- **Stored entries**
------
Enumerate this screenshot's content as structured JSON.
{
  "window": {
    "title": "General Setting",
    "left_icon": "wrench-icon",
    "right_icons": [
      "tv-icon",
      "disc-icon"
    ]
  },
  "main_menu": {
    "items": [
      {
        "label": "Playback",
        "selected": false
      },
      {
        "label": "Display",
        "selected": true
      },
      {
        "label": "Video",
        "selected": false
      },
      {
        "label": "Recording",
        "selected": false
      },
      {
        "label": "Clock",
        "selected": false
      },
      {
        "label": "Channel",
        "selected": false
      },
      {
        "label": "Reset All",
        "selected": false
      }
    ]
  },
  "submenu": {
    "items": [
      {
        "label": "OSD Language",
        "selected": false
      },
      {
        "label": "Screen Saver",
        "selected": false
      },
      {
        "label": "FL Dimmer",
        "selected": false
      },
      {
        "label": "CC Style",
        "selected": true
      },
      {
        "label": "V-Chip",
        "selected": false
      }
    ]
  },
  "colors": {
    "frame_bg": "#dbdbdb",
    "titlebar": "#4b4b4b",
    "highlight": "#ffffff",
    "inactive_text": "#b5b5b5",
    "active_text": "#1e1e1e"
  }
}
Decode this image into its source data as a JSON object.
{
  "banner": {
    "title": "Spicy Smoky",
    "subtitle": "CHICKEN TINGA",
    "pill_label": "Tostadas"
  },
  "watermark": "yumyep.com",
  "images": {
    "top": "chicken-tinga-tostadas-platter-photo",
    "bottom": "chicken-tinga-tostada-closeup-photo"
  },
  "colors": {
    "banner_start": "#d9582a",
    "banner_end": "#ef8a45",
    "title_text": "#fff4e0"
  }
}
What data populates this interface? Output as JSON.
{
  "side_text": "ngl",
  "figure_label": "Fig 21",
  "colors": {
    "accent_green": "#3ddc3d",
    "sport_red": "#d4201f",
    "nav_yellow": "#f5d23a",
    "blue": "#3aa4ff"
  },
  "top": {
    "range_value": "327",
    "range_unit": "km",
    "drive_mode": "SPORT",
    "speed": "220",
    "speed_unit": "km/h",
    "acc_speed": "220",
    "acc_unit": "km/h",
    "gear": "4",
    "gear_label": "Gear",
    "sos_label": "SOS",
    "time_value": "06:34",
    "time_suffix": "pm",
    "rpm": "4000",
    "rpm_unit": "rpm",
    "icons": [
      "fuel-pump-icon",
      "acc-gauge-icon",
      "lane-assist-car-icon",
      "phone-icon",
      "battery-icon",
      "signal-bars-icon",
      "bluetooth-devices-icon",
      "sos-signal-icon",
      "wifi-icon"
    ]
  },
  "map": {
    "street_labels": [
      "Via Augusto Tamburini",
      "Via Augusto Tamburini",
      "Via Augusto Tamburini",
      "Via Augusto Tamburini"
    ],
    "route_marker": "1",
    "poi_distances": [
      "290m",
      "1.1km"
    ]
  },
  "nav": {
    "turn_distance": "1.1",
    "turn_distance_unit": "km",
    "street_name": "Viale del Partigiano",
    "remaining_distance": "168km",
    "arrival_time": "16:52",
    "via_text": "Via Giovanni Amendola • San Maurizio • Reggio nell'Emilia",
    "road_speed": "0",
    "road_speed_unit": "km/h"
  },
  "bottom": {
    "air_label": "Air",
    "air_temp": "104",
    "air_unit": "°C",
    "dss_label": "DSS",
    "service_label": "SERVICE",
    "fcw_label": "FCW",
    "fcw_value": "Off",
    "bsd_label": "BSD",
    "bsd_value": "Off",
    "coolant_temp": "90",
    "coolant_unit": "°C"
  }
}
------
- **Problem**
What do the records say? Quote them all exactly.

- **Response to the task**
Enumerate this screenshot's content as structured JSON.
{
  "window": {
    "title": "General Setting",
    "left_icon": "wrench-icon",
    "right_icons": [
      "tv-icon",
      "disc-icon"
    ]
  },
  "main_menu": {
    "items": [
      {
        "label": "Playback",
        "selected": false
      },
      {
        "label": "Display",
        "selected": true
      },
      {
        "label": "Video",
        "selected": false
      },
      {
        "label": "Recording",
        "selected": false
      },
      {
        "label": "Clock",
        "selected": false
      },
      {
        "label": "Channel",
        "selected": false
      },
      {
        "label": "Reset All",
        "selected": false
      }
    ]
  },
  "submenu": {
    "items": [
      {
        "label": "OSD Language",
        "selected": false
      },
      {
        "label": "Screen Saver",
        "selected": false
      },
      {
        "label": "FL Dimmer",
        "selected": false
      },
      {
        "label": "CC Style",
        "selected": true
      },
      {
        "label": "V-Chip",
        "selected": false
      }
    ]
  },
  "colors": {
    "frame_bg": "#dbdbdb",
    "titlebar": "#4b4b4b",
    "highlight": "#ffffff",
    "inactive_text": "#b5b5b5",
    "active_text": "#1e1e1e"
  }
}
Decode this image into its source data as a JSON object.
{
  "banner": {
    "title": "Spicy Smoky",
    "subtitle": "CHICKEN TINGA",
    "pill_label": "Tostadas"
  },
  "watermark": "yumyep.com",
  "images": {
    "top": "chicken-tinga-tostadas-platter-photo",
    "bottom": "chicken-tinga-tostada-closeup-photo"
  },
  "colors": {
    "banner_start": "#d9582a",
    "banner_end": "#ef8a45",
    "title_text": "#fff4e0"
  }
}
What data populates this interface? Output as JSON.
{
  "side_text": "ngl",
  "figure_label": "Fig 21",
  "colors": {
    "accent_green": "#3ddc3d",
    "sport_red": "#d4201f",
    "nav_yellow": "#f5d23a",
    "blue": "#3aa4ff"
  },
  "top": {
    "range_value": "327",
    "range_unit": "km",
    "drive_mode": "SPORT",
    "speed": "220",
    "speed_unit": "km/h",
    "acc_speed": "220",
    "acc_unit": "km/h",
    "gear": "4",
    "gear_label": "Gear",
    "sos_label": "SOS",
    "time_value": "06:34",
    "time_suffix": "pm",
    "rpm": "4000",
    "rpm_unit": "rpm",
    "icons": [
      "fuel-pump-icon",
      "acc-gauge-icon",
      "lane-assist-car-icon",
      "phone-icon",
      "battery-icon",
      "signal-bars-icon",
      "bluetooth-devices-icon",
      "sos-signal-icon",
      "wifi-icon"
    ]
  },
  "map": {
    "street_labels": [
      "Via Augusto Tamburini",
      "Via Augusto Tamburini",
      "Via Augusto Tamburini",
      "Via Augusto Tamburini"
    ],
    "route_marker": "1",
    "poi_distances": [
      "290m",
      "1.1km"
    ]
  },
  "nav": {
    "turn_distance": "1.1",
    "turn_distance_unit": "km",
    "street_name": "Viale del Partigiano",
    "remaining_distance": "168km",
    "arrival_time": "16:52",
    "via_text": "Via Giovanni Amendola • San Maurizio • Reggio nell'Emilia",
    "road_speed": "0",
    "road_speed_unit": "km/h"
  },
  "bottom": {
    "air_label": "Air",
    "air_temp": "104",
    "air_unit": "°C",
    "dss_label": "DSS",
    "service_label": "SERVICE",
    "fcw_label": "FCW",
    "fcw_value": "Off",
    "bsd_label": "BSD",
    "bsd_value": "Off",
    "coolant_temp": "90",
    "coolant_unit": "°C"
  }
}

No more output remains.